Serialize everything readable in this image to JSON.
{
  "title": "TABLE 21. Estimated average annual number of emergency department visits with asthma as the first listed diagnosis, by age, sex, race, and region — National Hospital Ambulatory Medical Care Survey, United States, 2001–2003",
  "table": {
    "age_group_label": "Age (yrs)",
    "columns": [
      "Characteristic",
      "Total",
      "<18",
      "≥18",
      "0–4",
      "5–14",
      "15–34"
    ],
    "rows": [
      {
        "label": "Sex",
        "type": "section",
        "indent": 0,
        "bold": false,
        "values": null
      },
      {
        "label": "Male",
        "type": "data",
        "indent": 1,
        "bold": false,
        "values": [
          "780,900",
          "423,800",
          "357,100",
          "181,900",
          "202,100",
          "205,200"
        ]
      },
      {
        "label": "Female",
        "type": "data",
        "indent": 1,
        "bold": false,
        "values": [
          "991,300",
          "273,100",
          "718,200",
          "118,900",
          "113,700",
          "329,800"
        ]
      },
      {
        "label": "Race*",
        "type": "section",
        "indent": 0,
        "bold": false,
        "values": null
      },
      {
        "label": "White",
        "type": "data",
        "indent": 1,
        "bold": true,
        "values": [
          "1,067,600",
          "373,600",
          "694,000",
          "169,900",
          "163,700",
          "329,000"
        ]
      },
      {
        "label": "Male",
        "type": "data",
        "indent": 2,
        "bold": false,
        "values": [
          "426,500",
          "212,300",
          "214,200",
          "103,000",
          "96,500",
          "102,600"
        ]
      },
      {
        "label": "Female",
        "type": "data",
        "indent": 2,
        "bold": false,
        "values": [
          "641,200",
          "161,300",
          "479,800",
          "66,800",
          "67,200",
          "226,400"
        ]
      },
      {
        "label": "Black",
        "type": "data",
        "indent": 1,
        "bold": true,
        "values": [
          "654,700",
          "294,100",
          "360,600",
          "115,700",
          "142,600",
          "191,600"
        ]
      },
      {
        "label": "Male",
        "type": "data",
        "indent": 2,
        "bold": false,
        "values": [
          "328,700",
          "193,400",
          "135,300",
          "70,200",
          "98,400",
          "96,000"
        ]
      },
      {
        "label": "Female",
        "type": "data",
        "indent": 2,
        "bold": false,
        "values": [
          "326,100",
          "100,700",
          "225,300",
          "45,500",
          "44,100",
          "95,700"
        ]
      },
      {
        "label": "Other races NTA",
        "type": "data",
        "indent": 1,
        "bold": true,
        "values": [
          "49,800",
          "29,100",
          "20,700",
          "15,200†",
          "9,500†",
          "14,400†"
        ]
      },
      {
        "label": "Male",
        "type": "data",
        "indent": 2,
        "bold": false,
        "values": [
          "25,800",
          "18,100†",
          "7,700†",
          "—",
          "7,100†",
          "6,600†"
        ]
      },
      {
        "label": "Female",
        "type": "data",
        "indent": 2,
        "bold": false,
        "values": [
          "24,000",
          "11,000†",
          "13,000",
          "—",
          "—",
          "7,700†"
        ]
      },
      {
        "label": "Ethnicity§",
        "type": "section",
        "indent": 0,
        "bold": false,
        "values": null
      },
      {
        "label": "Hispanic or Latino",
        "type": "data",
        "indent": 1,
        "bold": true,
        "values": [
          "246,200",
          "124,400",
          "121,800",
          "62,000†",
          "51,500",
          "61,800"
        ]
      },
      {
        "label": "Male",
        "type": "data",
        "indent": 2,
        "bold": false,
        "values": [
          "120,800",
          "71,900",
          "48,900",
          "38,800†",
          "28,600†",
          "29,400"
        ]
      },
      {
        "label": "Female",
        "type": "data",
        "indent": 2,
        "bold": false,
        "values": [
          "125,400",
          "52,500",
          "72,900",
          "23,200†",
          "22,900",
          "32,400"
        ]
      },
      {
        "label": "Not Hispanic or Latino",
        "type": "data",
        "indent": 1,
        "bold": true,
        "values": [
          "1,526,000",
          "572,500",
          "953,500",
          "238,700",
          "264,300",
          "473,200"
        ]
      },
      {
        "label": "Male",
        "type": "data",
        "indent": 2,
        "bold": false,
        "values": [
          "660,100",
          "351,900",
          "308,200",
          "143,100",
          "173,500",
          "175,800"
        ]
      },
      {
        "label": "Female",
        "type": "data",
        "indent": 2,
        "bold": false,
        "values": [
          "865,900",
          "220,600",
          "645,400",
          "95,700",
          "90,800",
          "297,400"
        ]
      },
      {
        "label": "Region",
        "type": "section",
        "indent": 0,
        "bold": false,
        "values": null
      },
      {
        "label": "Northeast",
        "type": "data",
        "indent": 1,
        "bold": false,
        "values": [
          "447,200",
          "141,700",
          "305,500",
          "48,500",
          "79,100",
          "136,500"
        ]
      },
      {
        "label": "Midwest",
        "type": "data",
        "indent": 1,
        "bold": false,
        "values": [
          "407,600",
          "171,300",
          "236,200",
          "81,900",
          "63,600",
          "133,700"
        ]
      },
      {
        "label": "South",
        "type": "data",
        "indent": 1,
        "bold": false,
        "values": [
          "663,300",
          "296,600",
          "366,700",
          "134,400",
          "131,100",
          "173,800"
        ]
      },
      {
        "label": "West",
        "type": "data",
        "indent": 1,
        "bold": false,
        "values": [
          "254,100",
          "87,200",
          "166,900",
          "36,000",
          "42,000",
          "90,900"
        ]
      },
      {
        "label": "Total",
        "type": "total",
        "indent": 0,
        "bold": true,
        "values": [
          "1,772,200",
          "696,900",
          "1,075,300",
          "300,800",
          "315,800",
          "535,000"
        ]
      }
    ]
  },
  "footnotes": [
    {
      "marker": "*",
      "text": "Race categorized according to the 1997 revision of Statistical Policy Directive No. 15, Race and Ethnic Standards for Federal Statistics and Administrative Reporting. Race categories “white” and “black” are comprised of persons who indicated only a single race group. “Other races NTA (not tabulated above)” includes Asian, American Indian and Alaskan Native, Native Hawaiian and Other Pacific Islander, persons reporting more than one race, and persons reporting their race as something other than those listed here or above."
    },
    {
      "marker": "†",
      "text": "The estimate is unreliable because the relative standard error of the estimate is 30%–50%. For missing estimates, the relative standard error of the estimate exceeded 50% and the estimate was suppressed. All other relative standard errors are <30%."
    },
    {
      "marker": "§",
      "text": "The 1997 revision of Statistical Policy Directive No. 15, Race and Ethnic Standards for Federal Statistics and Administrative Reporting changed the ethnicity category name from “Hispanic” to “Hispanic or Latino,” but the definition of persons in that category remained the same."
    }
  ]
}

Your task
Transcribe the data above in full, exactly.

Answer
Serialize everything readable in this image to JSON.
{
  "title": "TABLE 21. Estimated average annual number of emergency department visits with asthma as the first listed diagnosis, by age, sex, race, and region — National Hospital Ambulatory Medical Care Survey, United States, 2001–2003",
  "table": {
    "age_group_label": "Age (yrs)",
    "columns": [
      "Characteristic",
      "Total",
      "<18",
      "≥18",
      "0–4",
      "5–14",
      "15–34"
    ],
    "rows": [
      {
        "label": "Sex",
        "type": "section",
        "indent": 0,
        "bold": false,
        "values": null
      },
      {
        "label": "Male",
        "type": "data",
        "indent": 1,
        "bold": false,
        "values": [
          "780,900",
          "423,800",
          "357,100",
          "181,900",
          "202,100",
          "205,200"
        ]
      },
      {
        "label": "Female",
        "type": "data",
        "indent": 1,
        "bold": false,
        "values": [
          "991,300",
          "273,100",
          "718,200",
          "118,900",
          "113,700",
          "329,800"
        ]
      },
      {
        "label": "Race*",
        "type": "section",
        "indent": 0,
        "bold": false,
        "values": null
      },
      {
        "label": "White",
        "type": "data",
        "indent": 1,
        "bold": true,
        "values": [
          "1,067,600",
          "373,600",
          "694,000",
          "169,900",
          "163,700",
          "329,000"
        ]
      },
      {
        "label": "Male",
        "type": "data",
        "indent": 2,
        "bold": false,
        "values": [
          "426,500",
          "212,300",
          "214,200",
          "103,000",
          "96,500",
          "102,600"
        ]
      },
      {
        "label": "Female",
        "type": "data",
        "indent": 2,
        "bold": false,
        "values": [
          "641,200",
          "161,300",
          "479,800",
          "66,800",
          "67,200",
          "226,400"
        ]
      },
      {
        "label": "Black",
        "type": "data",
        "indent": 1,
        "bold": true,
        "values": [
          "654,700",
          "294,100",
          "360,600",
          "115,700",
          "142,600",
          "191,600"
        ]
      },
      {
        "label": "Male",
        "type": "data",
        "indent": 2,
        "bold": false,
        "values": [
          "328,700",
          "193,400",
          "135,300",
          "70,200",
          "98,400",
          "96,000"
        ]
      },
      {
        "label": "Female",
        "type": "data",
        "indent": 2,
        "bold": false,
        "values": [
          "326,100",
          "100,700",
          "225,300",
          "45,500",
          "44,100",
          "95,700"
        ]
      },
      {
        "label": "Other races NTA",
        "type": "data",
        "indent": 1,
        "bold": true,
        "values": [
          "49,800",
          "29,100",
          "20,700",
          "15,200†",
          "9,500†",
          "14,400†"
        ]
      },
      {
        "label": "Male",
        "type": "data",
        "indent": 2,
        "bold": false,
        "values": [
          "25,800",
          "18,100†",
          "7,700†",
          "—",
          "7,100†",
          "6,600†"
        ]
      },
      {
        "label": "Female",
        "type": "data",
        "indent": 2,
        "bold": false,
        "values": [
          "24,000",
          "11,000†",
          "13,000",
          "—",
          "—",
          "7,700†"
        ]
      },
      {
        "label": "Ethnicity§",
        "type": "section",
        "indent": 0,
        "bold": false,
        "values": null
      },
      {
        "label": "Hispanic or Latino",
        "type": "data",
        "indent": 1,
        "bold": true,
        "values": [
          "246,200",
          "124,400",
          "121,800",
          "62,000†",
          "51,500",
          "61,800"
        ]
      },
      {
        "label": "Male",
        "type": "data",
        "indent": 2,
        "bold": false,
        "values": [
          "120,800",
          "71,900",
          "48,900",
          "38,800†",
          "28,600†",
          "29,400"
        ]
      },
      {
        "label": "Female",
        "type": "data",
        "indent": 2,
        "bold": false,
        "values": [
          "125,400",
          "52,500",
          "72,900",
          "23,200†",
          "22,900",
          "32,400"
        ]
      },
      {
        "label": "Not Hispanic or Latino",
        "type": "data",
        "indent": 1,
        "bold": true,
        "values": [
          "1,526,000",
          "572,500",
          "953,500",
          "238,700",
          "264,300",
          "473,200"
        ]
      },
      {
        "label": "Male",
        "type": "data",
        "indent": 2,
        "bold": false,
        "values": [
          "660,100",
          "351,900",
          "308,200",
          "143,100",
          "173,500",
          "175,800"
        ]
      },
      {
        "label": "Female",
        "type": "data",
        "indent": 2,
        "bold": false,
        "values": [
          "865,900",
          "220,600",
          "645,400",
          "95,700",
          "90,800",
          "297,400"
        ]
      },
      {
        "label": "Region",
        "type": "section",
        "indent": 0,
        "bold": false,
        "values": null
      },
      {
        "label": "Northeast",
        "type": "data",
        "indent": 1,
        "bold": false,
        "values": [
          "447,200",
          "141,700",
          "305,500",
          "48,500",
          "79,100",
          "136,500"
        ]
      },
      {
        "label": "Midwest",
        "type": "data",
        "indent": 1,
        "bold": false,
        "values": [
          "407,600",
          "171,300",
          "236,200",
          "81,900",
          "63,600",
          "133,700"
        ]
      },
      {
        "label": "South",
        "type": "data",
        "indent": 1,
        "bold": false,
        "values": [
          "663,300",
          "296,600",
          "366,700",
          "134,400",
          "131,100",
          "173,800"
        ]
      },
      {
        "label": "West",
        "type": "data",
        "indent": 1,
        "bold": false,
        "values": [
          "254,100",
          "87,200",
          "166,900",
          "36,000",
          "42,000",
          "90,900"
        ]
      },
      {
        "label": "Total",
        "type": "total",
        "indent": 0,
        "bold": true,
        "values": [
          "1,772,200",
          "696,900",
          "1,075,300",
          "300,800",
          "315,800",
          "535,000"
        ]
      }
    ]
  },
  "footnotes": [
    {
      "marker": "*",
      "text": "Race categorized according to the 1997 revision of Statistical Policy Directive No. 15, Race and Ethnic Standards for Federal Statistics and Administrative Reporting. Race categories “white” and “black” are comprised of persons who indicated only a single race group. “Other races NTA (not tabulated above)” includes Asian, American Indian and Alaskan Native, Native Hawaiian and Other Pacific Islander, persons reporting more than one race, and persons reporting their race as something other than those listed here or above."
    },
    {
      "marker": "†",
      "text": "The estimate is unreliable because the relative standard error of the estimate is 30%–50%. For missing estimates, the relative standard error of the estimate exceeded 50% and the estimate was suppressed. All other relative standard errors are <30%."
    },
    {
      "marker": "§",
      "text": "The 1997 revision of Statistical Policy Directive No. 15, Race and Ethnic Standards for Federal Statistics and Administrative Reporting changed the ethnicity category name from “Hispanic” to “Hispanic or Latino,” but the definition of persons in that category remained the same."
    }
  ]
}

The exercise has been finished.